#### Set task
Rewrite the records below, replacing every "swatch" with "sample" and leaving everything else unchanged.

^^^^^^^^

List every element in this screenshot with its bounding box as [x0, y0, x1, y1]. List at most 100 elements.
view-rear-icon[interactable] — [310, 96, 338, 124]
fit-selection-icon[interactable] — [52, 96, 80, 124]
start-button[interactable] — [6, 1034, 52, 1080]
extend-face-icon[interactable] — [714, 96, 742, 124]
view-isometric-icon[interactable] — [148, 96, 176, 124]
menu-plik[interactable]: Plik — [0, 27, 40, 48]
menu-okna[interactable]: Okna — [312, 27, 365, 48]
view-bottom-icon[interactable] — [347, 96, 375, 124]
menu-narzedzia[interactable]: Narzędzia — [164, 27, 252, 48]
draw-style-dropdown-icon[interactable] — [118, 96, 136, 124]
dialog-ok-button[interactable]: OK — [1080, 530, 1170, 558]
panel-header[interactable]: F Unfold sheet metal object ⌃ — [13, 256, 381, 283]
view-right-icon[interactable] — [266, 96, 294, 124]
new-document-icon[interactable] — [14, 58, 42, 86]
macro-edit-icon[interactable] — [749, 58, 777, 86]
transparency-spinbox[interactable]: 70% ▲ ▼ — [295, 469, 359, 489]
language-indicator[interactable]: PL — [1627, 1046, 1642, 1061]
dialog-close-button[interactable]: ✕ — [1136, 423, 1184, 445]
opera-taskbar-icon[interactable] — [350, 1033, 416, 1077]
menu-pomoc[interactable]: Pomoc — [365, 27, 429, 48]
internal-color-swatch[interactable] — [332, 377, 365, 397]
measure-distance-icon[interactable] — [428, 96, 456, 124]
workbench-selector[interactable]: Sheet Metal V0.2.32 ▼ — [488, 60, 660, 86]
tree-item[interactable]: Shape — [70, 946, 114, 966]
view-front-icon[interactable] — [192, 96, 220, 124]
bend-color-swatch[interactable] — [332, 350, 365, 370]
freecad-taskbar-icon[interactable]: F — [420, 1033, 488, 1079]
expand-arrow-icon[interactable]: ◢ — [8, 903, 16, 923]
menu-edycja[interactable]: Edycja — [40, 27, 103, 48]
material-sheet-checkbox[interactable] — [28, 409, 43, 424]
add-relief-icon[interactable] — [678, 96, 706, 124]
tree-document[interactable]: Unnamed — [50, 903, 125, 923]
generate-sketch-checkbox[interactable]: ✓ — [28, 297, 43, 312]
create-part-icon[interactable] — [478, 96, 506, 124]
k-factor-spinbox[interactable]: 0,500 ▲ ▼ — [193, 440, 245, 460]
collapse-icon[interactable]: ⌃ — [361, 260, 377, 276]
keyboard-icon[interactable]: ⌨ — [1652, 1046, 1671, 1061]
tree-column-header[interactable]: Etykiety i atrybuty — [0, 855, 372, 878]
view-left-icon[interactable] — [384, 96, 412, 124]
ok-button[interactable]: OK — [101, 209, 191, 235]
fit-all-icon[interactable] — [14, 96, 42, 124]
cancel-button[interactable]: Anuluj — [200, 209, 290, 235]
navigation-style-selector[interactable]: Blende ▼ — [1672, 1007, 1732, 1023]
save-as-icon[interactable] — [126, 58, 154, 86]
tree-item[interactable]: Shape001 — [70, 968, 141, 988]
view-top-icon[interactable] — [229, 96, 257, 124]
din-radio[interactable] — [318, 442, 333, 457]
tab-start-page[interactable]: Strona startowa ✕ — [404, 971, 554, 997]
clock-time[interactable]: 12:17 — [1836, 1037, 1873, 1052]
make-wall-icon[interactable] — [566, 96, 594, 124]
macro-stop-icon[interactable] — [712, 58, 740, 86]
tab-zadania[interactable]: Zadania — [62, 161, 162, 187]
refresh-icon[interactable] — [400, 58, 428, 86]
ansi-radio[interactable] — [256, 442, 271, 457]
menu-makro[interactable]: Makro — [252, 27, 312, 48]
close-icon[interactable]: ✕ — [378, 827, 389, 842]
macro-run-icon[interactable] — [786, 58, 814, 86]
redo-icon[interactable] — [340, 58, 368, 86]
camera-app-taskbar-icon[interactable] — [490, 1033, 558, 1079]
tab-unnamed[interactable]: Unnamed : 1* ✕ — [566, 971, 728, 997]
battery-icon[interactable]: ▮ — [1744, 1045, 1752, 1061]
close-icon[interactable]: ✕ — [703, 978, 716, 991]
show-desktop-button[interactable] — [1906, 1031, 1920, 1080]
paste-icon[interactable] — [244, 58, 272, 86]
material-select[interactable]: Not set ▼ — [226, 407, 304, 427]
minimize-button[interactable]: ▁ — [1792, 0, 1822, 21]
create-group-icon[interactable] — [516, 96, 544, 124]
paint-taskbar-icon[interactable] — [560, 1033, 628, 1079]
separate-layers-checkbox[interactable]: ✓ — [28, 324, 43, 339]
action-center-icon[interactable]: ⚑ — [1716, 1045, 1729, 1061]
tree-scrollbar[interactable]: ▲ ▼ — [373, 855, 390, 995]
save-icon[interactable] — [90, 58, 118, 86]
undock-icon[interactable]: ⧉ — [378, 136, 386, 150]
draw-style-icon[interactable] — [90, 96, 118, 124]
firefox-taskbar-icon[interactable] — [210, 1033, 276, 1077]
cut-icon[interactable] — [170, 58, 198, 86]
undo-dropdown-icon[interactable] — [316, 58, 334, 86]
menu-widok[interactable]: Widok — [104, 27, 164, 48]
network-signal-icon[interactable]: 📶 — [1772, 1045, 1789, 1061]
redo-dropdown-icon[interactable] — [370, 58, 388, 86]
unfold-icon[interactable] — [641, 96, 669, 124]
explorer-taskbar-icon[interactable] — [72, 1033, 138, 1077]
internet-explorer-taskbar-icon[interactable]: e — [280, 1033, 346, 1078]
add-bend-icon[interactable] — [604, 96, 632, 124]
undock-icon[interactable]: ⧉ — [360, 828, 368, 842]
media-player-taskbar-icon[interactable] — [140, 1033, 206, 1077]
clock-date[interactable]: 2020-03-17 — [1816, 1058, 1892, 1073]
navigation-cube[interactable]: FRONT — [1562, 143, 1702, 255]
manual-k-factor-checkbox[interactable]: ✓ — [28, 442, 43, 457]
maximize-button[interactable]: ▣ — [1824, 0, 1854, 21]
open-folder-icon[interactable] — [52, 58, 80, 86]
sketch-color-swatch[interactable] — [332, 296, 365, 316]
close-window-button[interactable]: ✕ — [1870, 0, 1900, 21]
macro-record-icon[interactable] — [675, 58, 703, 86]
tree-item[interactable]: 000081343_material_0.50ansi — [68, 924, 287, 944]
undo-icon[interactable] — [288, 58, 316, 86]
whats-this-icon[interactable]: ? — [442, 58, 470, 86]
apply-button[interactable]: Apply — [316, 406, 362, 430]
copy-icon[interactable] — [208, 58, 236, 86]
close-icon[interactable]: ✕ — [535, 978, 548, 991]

^^^^^^^^

#### Problem solution
List every element in this screenshot with its bounding box as [x0, y0, x1, y1]. List at most 100 elements.
view-rear-icon[interactable] — [310, 96, 338, 124]
fit-selection-icon[interactable] — [52, 96, 80, 124]
start-button[interactable] — [6, 1034, 52, 1080]
extend-face-icon[interactable] — [714, 96, 742, 124]
view-isometric-icon[interactable] — [148, 96, 176, 124]
menu-plik[interactable]: Plik — [0, 27, 40, 48]
menu-okna[interactable]: Okna — [312, 27, 365, 48]
view-bottom-icon[interactable] — [347, 96, 375, 124]
menu-narzedzia[interactable]: Narzędzia — [164, 27, 252, 48]
draw-style-dropdown-icon[interactable] — [118, 96, 136, 124]
dialog-ok-button[interactable]: OK — [1080, 530, 1170, 558]
panel-header[interactable]: F Unfold sheet metal object ⌃ — [13, 256, 381, 283]
view-right-icon[interactable] — [266, 96, 294, 124]
new-document-icon[interactable] — [14, 58, 42, 86]
macro-edit-icon[interactable] — [749, 58, 777, 86]
transparency-spinbox[interactable]: 70% ▲ ▼ — [295, 469, 359, 489]
language-indicator[interactable]: PL — [1627, 1046, 1642, 1061]
dialog-close-button[interactable]: ✕ — [1136, 423, 1184, 445]
opera-taskbar-icon[interactable] — [350, 1033, 416, 1077]
menu-pomoc[interactable]: Pomoc — [365, 27, 429, 48]
internal-color-sample[interactable] — [332, 377, 365, 397]
measure-distance-icon[interactable] — [428, 96, 456, 124]
workbench-selector[interactable]: Sheet Metal V0.2.32 ▼ — [488, 60, 660, 86]
tree-item[interactable]: Shape — [70, 946, 114, 966]
view-front-icon[interactable] — [192, 96, 220, 124]
bend-color-sample[interactable] — [332, 350, 365, 370]
freecad-taskbar-icon[interactable]: F — [420, 1033, 488, 1079]
expand-arrow-icon[interactable]: ◢ — [8, 903, 16, 923]
menu-edycja[interactable]: Edycja — [40, 27, 103, 48]
material-sheet-checkbox[interactable] — [28, 409, 43, 424]
add-relief-icon[interactable] — [678, 96, 706, 124]
tree-document[interactable]: Unnamed — [50, 903, 125, 923]
generate-sketch-checkbox[interactable]: ✓ — [28, 297, 43, 312]
create-part-icon[interactable] — [478, 96, 506, 124]
k-factor-spinbox[interactable]: 0,500 ▲ ▼ — [193, 440, 245, 460]
collapse-icon[interactable]: ⌃ — [361, 260, 377, 276]
keyboard-icon[interactable]: ⌨ — [1652, 1046, 1671, 1061]
tree-column-header[interactable]: Etykiety i atrybuty — [0, 855, 372, 878]
view-left-icon[interactable] — [384, 96, 412, 124]
ok-button[interactable]: OK — [101, 209, 191, 235]
fit-all-icon[interactable] — [14, 96, 42, 124]
cancel-button[interactable]: Anuluj — [200, 209, 290, 235]
navigation-style-selector[interactable]: Blende ▼ — [1672, 1007, 1732, 1023]
save-as-icon[interactable] — [126, 58, 154, 86]
tree-item[interactable]: Shape001 — [70, 968, 141, 988]
view-top-icon[interactable] — [229, 96, 257, 124]
din-radio[interactable] — [318, 442, 333, 457]
tab-start-page[interactable]: Strona startowa ✕ — [404, 971, 554, 997]
clock-time[interactable]: 12:17 — [1836, 1037, 1873, 1052]
make-wall-icon[interactable] — [566, 96, 594, 124]
macro-stop-icon[interactable] — [712, 58, 740, 86]
tab-zadania[interactable]: Zadania — [62, 161, 162, 187]
refresh-icon[interactable] — [400, 58, 428, 86]
ansi-radio[interactable] — [256, 442, 271, 457]
menu-makro[interactable]: Makro — [252, 27, 312, 48]
close-icon[interactable]: ✕ — [378, 827, 389, 842]
macro-run-icon[interactable] — [786, 58, 814, 86]
redo-icon[interactable] — [340, 58, 368, 86]
camera-app-taskbar-icon[interactable] — [490, 1033, 558, 1079]
tab-unnamed[interactable]: Unnamed : 1* ✕ — [566, 971, 728, 997]
battery-icon[interactable]: ▮ — [1744, 1045, 1752, 1061]
close-icon[interactable]: ✕ — [703, 978, 716, 991]
show-desktop-button[interactable] — [1906, 1031, 1920, 1080]
paste-icon[interactable] — [244, 58, 272, 86]
material-select[interactable]: Not set ▼ — [226, 407, 304, 427]
minimize-button[interactable]: ▁ — [1792, 0, 1822, 21]
create-group-icon[interactable] — [516, 96, 544, 124]
paint-taskbar-icon[interactable] — [560, 1033, 628, 1079]
separate-layers-checkbox[interactable]: ✓ — [28, 324, 43, 339]
action-center-icon[interactable]: ⚑ — [1716, 1045, 1729, 1061]
tree-scrollbar[interactable]: ▲ ▼ — [373, 855, 390, 995]
save-icon[interactable] — [90, 58, 118, 86]
undock-icon[interactable]: ⧉ — [378, 136, 386, 150]
draw-style-icon[interactable] — [90, 96, 118, 124]
firefox-taskbar-icon[interactable] — [210, 1033, 276, 1077]
cut-icon[interactable] — [170, 58, 198, 86]
undo-dropdown-icon[interactable] — [316, 58, 334, 86]
menu-widok[interactable]: Widok — [104, 27, 164, 48]
network-signal-icon[interactable]: 📶 — [1772, 1045, 1789, 1061]
redo-dropdown-icon[interactable] — [370, 58, 388, 86]
unfold-icon[interactable] — [641, 96, 669, 124]
explorer-taskbar-icon[interactable] — [72, 1033, 138, 1077]
internet-explorer-taskbar-icon[interactable]: e — [280, 1033, 346, 1078]
add-bend-icon[interactable] — [604, 96, 632, 124]
undock-icon[interactable]: ⧉ — [360, 828, 368, 842]
media-player-taskbar-icon[interactable] — [140, 1033, 206, 1077]
clock-date[interactable]: 2020-03-17 — [1816, 1058, 1892, 1073]
navigation-cube[interactable]: FRONT — [1562, 143, 1702, 255]
manual-k-factor-checkbox[interactable]: ✓ — [28, 442, 43, 457]
maximize-button[interactable]: ▣ — [1824, 0, 1854, 21]
open-folder-icon[interactable] — [52, 58, 80, 86]
sketch-color-sample[interactable] — [332, 296, 365, 316]
close-window-button[interactable]: ✕ — [1870, 0, 1900, 21]
macro-record-icon[interactable] — [675, 58, 703, 86]
tree-item[interactable]: 000081343_material_0.50ansi — [68, 924, 287, 944]
undo-icon[interactable] — [288, 58, 316, 86]
whats-this-icon[interactable]: ? — [442, 58, 470, 86]
apply-button[interactable]: Apply — [316, 406, 362, 430]
copy-icon[interactable] — [208, 58, 236, 86]
close-icon[interactable]: ✕ — [535, 978, 548, 991]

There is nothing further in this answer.